Directions: All lines featuring the string "text" are to be listed.

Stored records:

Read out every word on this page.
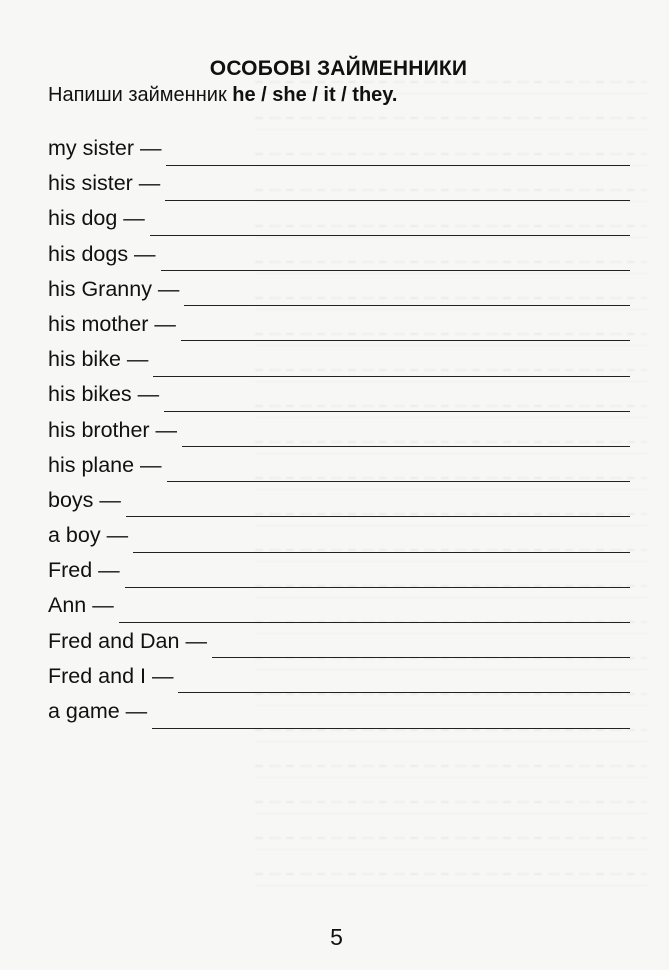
ОСОБОВІ ЗАЙМЕННИКИ

Напиши займенник he / she / it / they.

my sister —
his sister —
his dog —
his dogs —
his Granny —
his mother —
his bike —
his bikes —
his brother —
his plane —
boys —
a boy —
Fred —
Ann —
Fred and Dan —
Fred and I —
a game —

5
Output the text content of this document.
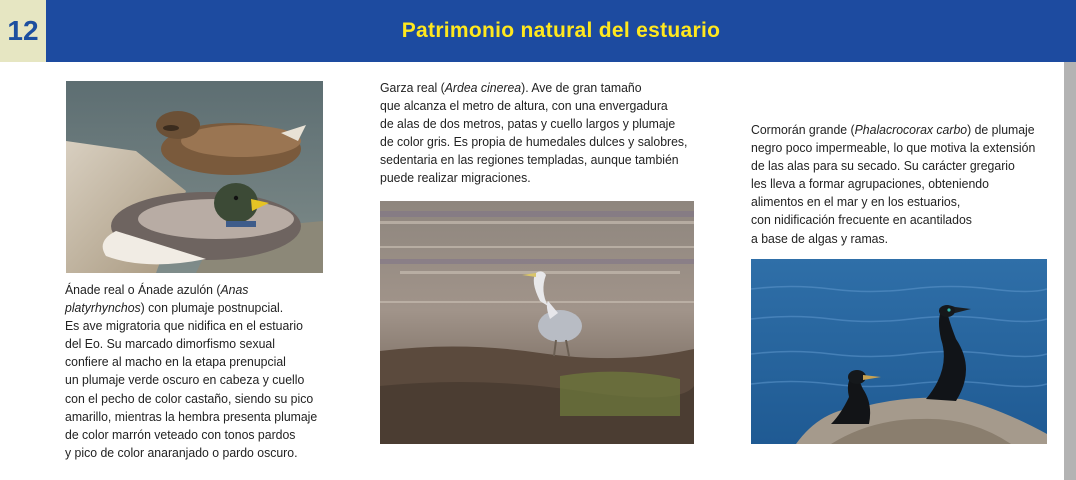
12	Patrimonio natural del estuario
Ánade real o Ánade azulón (Anas
platyrhynchos) con plumaje postnupcial.
Es ave migratoria que nidifica en el estuario
del Eo. Su marcado dimorfismo sexual
confiere al macho en la etapa prenupcial
un plumaje verde oscuro en cabeza y cuello
con el pecho de color castaño, siendo su pico
amarillo, mientras la hembra presenta plumaje
de color marrón veteado con tonos pardos
y pico de color anaranjado o pardo oscuro.
Garza real (Ardea cinerea). Ave de gran tamaño
que alcanza el metro de altura, con una envergadura
de alas de dos metros, patas y cuello largos y plumaje
de color gris. Es propia de humedales dulces y salobres,
sedentaria en las regiones templadas, aunque también
puede realizar migraciones.
Cormorán grande (Phalacrocorax carbo) de plumaje
negro poco impermeable, lo que motiva la extensión
de las alas para su secado. Su carácter gregario
les lleva a formar agrupaciones, obteniendo
alimentos en el mar y en los estuarios,
con nidificación frecuente en acantilados
a base de algas y ramas.
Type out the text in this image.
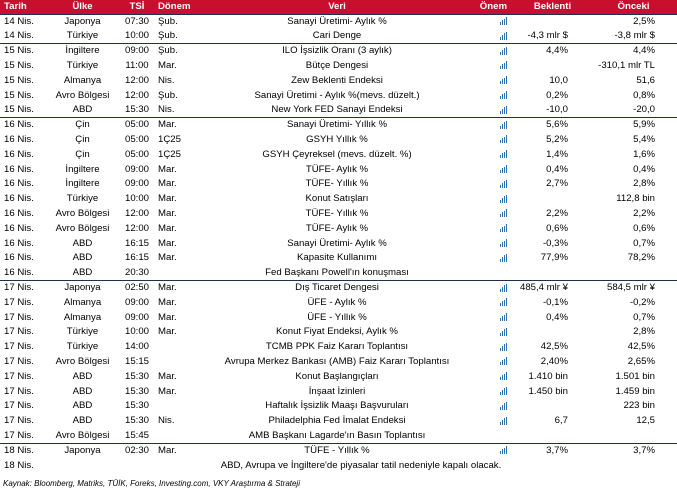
Tarih	Ülke	TSİ	Dönem	Veri	Önem	Beklenti	Önceki
14 Nis.	Japonya	07:30	Şub.	Sanayi Üretimi- Aylık %			2,5%
14 Nis.	Türkiye	10:00	Şub.	Cari Denge		-4,3 mlr $	-3,8 mlr $
15 Nis.	İngiltere	09:00	Şub.	ILO İşsizlik Oranı (3 aylık)		4,4%	4,4%
15 Nis.	Türkiye	11:00	Mar.	Bütçe Dengesi			-310,1 mlr TL
15 Nis.	Almanya	12:00	Nis.	Zew Beklenti Endeksi		10,0	51,6
15 Nis.	Avro Bölgesi	12:00	Şub.	Sanayi Üretimi - Aylık %(mevs. düzelt.)		0,2%	0,8%
15 Nis.	ABD	15:30	Nis.	New York FED Sanayi Endeksi		-10,0	-20,0
16 Nis.	Çin	05:00	Mar.	Sanayi Üretimi- Yıllık %		5,6%	5,9%
16 Nis.	Çin	05:00	1Ç25	GSYH Yıllık %		5,2%	5,4%
16 Nis.	Çin	05:00	1Ç25	GSYH Çeyreksel (mevs. düzelt. %)		1,4%	1,6%
16 Nis.	İngiltere	09:00	Mar.	TÜFE- Aylık %		0,4%	0,4%
16 Nis.	İngiltere	09:00	Mar.	TÜFE- Yıllık %		2,7%	2,8%
16 Nis.	Türkiye	10:00	Mar.	Konut Satışları			112,8 bin
16 Nis.	Avro Bölgesi	12:00	Mar.	TÜFE- Yıllık %		2,2%	2,2%
16 Nis.	Avro Bölgesi	12:00	Mar.	TÜFE- Aylık %		0,6%	0,6%
16 Nis.	ABD	16:15	Mar.	Sanayi Üretimi- Aylık %		-0,3%	0,7%
16 Nis.	ABD	16:15	Mar.	Kapasite Kullanımı		77,9%	78,2%
16 Nis.	ABD	20:30		Fed Başkanı Powell'ın konuşması			
17 Nis.	Japonya	02:50	Mar.	Dış Ticaret Dengesi		485,4 mlr ¥	584,5 mlr ¥
17 Nis.	Almanya	09:00	Mar.	ÜFE - Aylık %		-0,1%	-0,2%
17 Nis.	Almanya	09:00	Mar.	ÜFE - Yıllık %		0,4%	0,7%
17 Nis.	Türkiye	10:00	Mar.	Konut Fiyat Endeksi, Aylık %			2,8%
17 Nis.	Türkiye	14:00		TCMB PPK Faiz Kararı Toplantısı		42,5%	42,5%
17 Nis.	Avro Bölgesi	15:15		Avrupa Merkez Bankası (AMB) Faiz Kararı Toplantısı		2,40%	2,65%
17 Nis.	ABD	15:30	Mar.	Konut Başlangıçları		1.410 bin	1.501 bin
17 Nis.	ABD	15:30	Mar.	İnşaat İzinleri		1.450 bin	1.459 bin
17 Nis.	ABD	15:30		Haftalık İşsizlik Maaşı Başvuruları			223 bin
17 Nis.	ABD	15:30	Nis.	Philadelphia Fed İmalat Endeksi		6,7	12,5
17 Nis.	Avro Bölgesi	15:45		AMB Başkanı Lagarde'ın Basın Toplantısı			
18 Nis.	Japonya	02:30	Mar.	TÜFE - Yıllık %		3,7%	3,7%
18 Nis.	ABD, Avrupa ve İngiltere'de piyasalar tatil nedeniyle kapalı olacak.						
Kaynak: Bloomberg, Matriks, TÜİK, Foreks, Investing.com, VKY Araştırma & Strateji
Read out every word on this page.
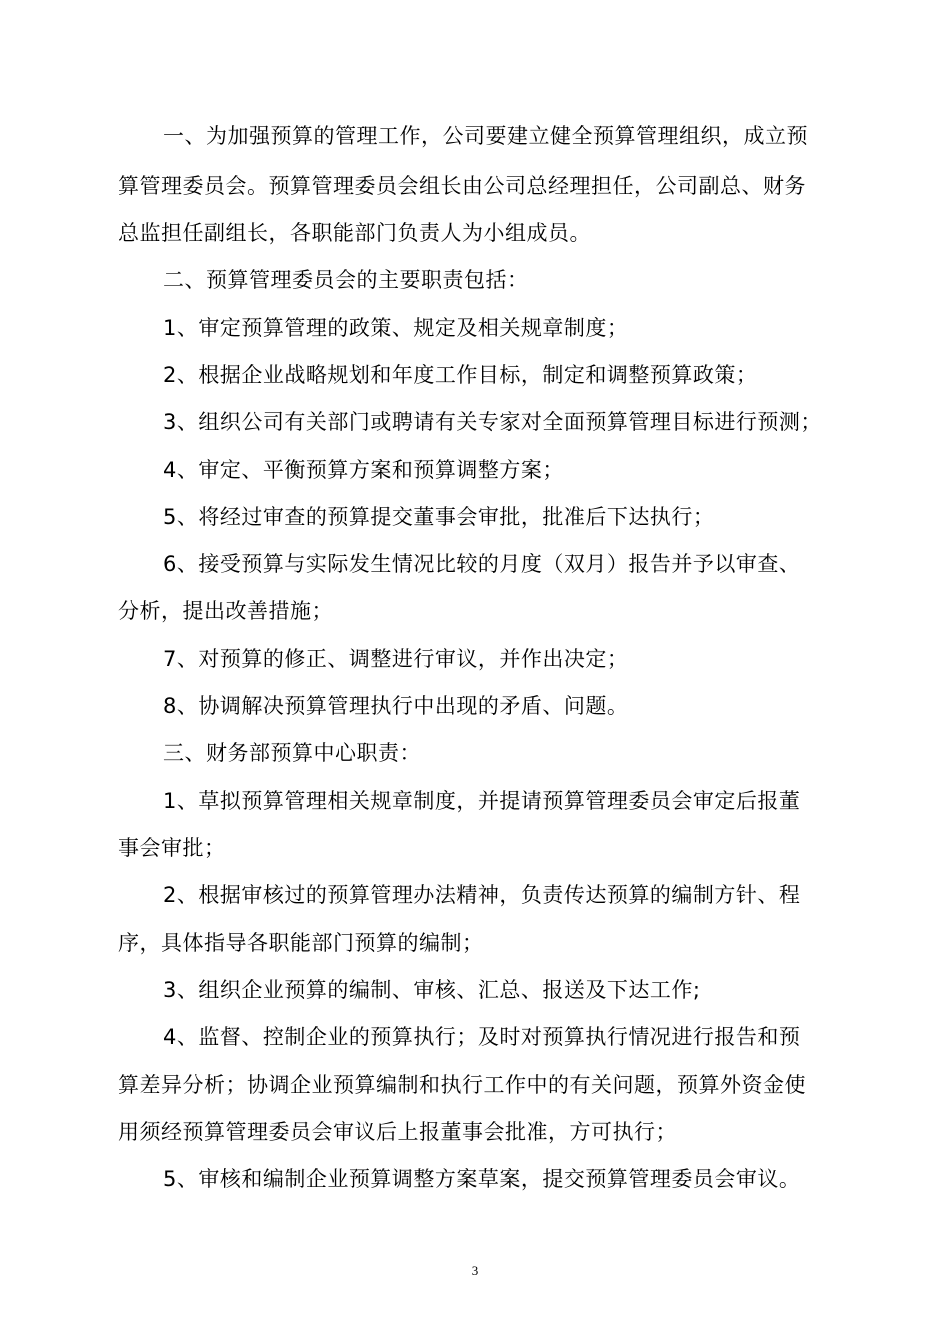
一、为加强预算的管理工作，公司要建立健全预算管理组织，成立预
算管理委员会。预算管理委员会组长由公司总经理担任，公司副总、财务
总监担任副组长，各职能部门负责人为小组成员。
二、预算管理委员会的主要职责包括：
1、审定预算管理的政策、规定及相关规章制度；
2、根据企业战略规划和年度工作目标，制定和调整预算政策；
3、组织公司有关部门或聘请有关专家对全面预算管理目标进行预测；
4、审定、平衡预算方案和预算调整方案；
5、将经过审查的预算提交董事会审批，批准后下达执行；
6、接受预算与实际发生情况比较的月度（双月）报告并予以审查、
分析，提出改善措施；
7、对预算的修正、调整进行审议，并作出决定；
8、协调解决预算管理执行中出现的矛盾、问题。
三、财务部预算中心职责：
1、草拟预算管理相关规章制度，并提请预算管理委员会审定后报董
事会审批；
2、根据审核过的预算管理办法精神，负责传达预算的编制方针、程
序，具体指导各职能部门预算的编制；
3、组织企业预算的编制、审核、汇总、报送及下达工作;
4、监督、控制企业的预算执行；及时对预算执行情况进行报告和预
算差异分析；协调企业预算编制和执行工作中的有关问题，预算外资金使
用须经预算管理委员会审议后上报董事会批准，方可执行；
5、审核和编制企业预算调整方案草案，提交预算管理委员会审议。
3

Output for this task:
Output the text content of this document.
Type out the text in this image.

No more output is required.